EXERCISE GOAL: Filter the entries below, keeping only lines with the word "Szybka".

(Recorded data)
☆ ☆ ☆ ☆ ☆
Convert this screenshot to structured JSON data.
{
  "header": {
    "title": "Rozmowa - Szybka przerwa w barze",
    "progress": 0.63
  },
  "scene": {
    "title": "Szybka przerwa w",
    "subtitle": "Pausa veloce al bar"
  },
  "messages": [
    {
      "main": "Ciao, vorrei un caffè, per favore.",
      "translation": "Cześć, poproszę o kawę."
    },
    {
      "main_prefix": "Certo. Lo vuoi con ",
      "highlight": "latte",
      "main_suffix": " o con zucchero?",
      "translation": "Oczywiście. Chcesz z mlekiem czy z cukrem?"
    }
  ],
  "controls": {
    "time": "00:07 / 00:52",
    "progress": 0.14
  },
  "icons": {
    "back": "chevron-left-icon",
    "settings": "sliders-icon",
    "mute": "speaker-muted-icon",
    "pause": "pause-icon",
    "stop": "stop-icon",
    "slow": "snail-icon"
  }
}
☆ ☆ ☆ ☆ ☆
OUTPUT OF THE EXERCISE:
    "title": "Rozmowa - Szybka przerwa w barze",
    "title": "Szybka przerwa w",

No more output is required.